Stored entries
** start **

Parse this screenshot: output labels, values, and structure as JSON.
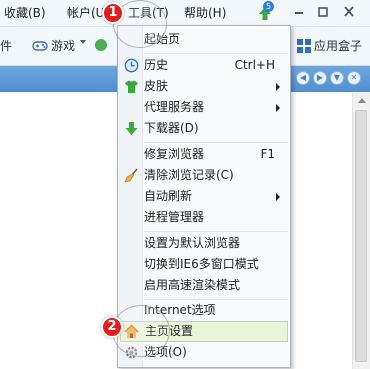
{
  "menubar": {
    "items": [
      {
        "label": "收藏(B)"
      },
      {
        "label": "帐户(U)"
      },
      {
        "label": "工具(T)"
      },
      {
        "label": "帮助(H)"
      }
    ],
    "badge_count": "5"
  },
  "toolbar": {
    "items": [
      {
        "label": "件"
      },
      {
        "label": "游戏"
      },
      {
        "label": "应用盒子"
      }
    ]
  },
  "tools_menu": {
    "items": [
      {
        "label": "起始页",
        "shortcut": "",
        "icon": ""
      },
      {
        "label": "历史",
        "shortcut": "Ctrl+H",
        "icon": "clock-icon"
      },
      {
        "label": "皮肤",
        "shortcut": "",
        "icon": "tshirt-icon"
      },
      {
        "label": "代理服务器",
        "shortcut": "",
        "icon": ""
      },
      {
        "label": "下载器(D)",
        "shortcut": "",
        "icon": "download-arrow-icon"
      },
      {
        "label": "修复浏览器",
        "shortcut": "F1",
        "icon": ""
      },
      {
        "label": "清除浏览记录(C)",
        "shortcut": "",
        "icon": "broom-icon"
      },
      {
        "label": "自动刷新",
        "shortcut": "",
        "icon": ""
      },
      {
        "label": "进程管理器",
        "shortcut": "",
        "icon": ""
      },
      {
        "label": "设置为默认浏览器",
        "shortcut": "",
        "icon": ""
      },
      {
        "label": "切换到IE6多窗口模式",
        "shortcut": "",
        "icon": ""
      },
      {
        "label": "启用高速渲染模式",
        "shortcut": "",
        "icon": ""
      },
      {
        "label": "Internet选项",
        "shortcut": "",
        "icon": ""
      },
      {
        "label": "主页设置",
        "shortcut": "",
        "icon": "home-icon"
      },
      {
        "label": "选项(O)",
        "shortcut": "",
        "icon": "gear-icon"
      }
    ]
  },
  "annotations": {
    "step1": "1",
    "step2": "2"
  },
  "colors": {
    "accent_blue": "#4e8fd0",
    "highlight": "#eaf4d9",
    "marker_red": "#e21d1d"
  }
}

** end **

▶ _Exercise brief_: Reproduce the listing exactly. Leave its pictures out.

▶ _Full response_:
Parse this screenshot: output labels, values, and structure as JSON.
{
  "menubar": {
    "items": [
      {
        "label": "收藏(B)"
      },
      {
        "label": "帐户(U)"
      },
      {
        "label": "工具(T)"
      },
      {
        "label": "帮助(H)"
      }
    ],
    "badge_count": "5"
  },
  "toolbar": {
    "items": [
      {
        "label": "件"
      },
      {
        "label": "游戏"
      },
      {
        "label": "应用盒子"
      }
    ]
  },
  "tools_menu": {
    "items": [
      {
        "label": "起始页",
        "shortcut": "",
        "icon": ""
      },
      {
        "label": "历史",
        "shortcut": "Ctrl+H",
        "icon": "clock-icon"
      },
      {
        "label": "皮肤",
        "shortcut": "",
        "icon": "tshirt-icon"
      },
      {
        "label": "代理服务器",
        "shortcut": "",
        "icon": ""
      },
      {
        "label": "下载器(D)",
        "shortcut": "",
        "icon": "download-arrow-icon"
      },
      {
        "label": "修复浏览器",
        "shortcut": "F1",
        "icon": ""
      },
      {
        "label": "清除浏览记录(C)",
        "shortcut": "",
        "icon": "broom-icon"
      },
      {
        "label": "自动刷新",
        "shortcut": "",
        "icon": ""
      },
      {
        "label": "进程管理器",
        "shortcut": "",
        "icon": ""
      },
      {
        "label": "设置为默认浏览器",
        "shortcut": "",
        "icon": ""
      },
      {
        "label": "切换到IE6多窗口模式",
        "shortcut": "",
        "icon": ""
      },
      {
        "label": "启用高速渲染模式",
        "shortcut": "",
        "icon": ""
      },
      {
        "label": "Internet选项",
        "shortcut": "",
        "icon": ""
      },
      {
        "label": "主页设置",
        "shortcut": "",
        "icon": "home-icon"
      },
      {
        "label": "选项(O)",
        "shortcut": "",
        "icon": "gear-icon"
      }
    ]
  },
  "annotations": {
    "step1": "1",
    "step2": "2"
  },
  "colors": {
    "accent_blue": "#4e8fd0",
    "highlight": "#eaf4d9",
    "marker_red": "#e21d1d"
  }
}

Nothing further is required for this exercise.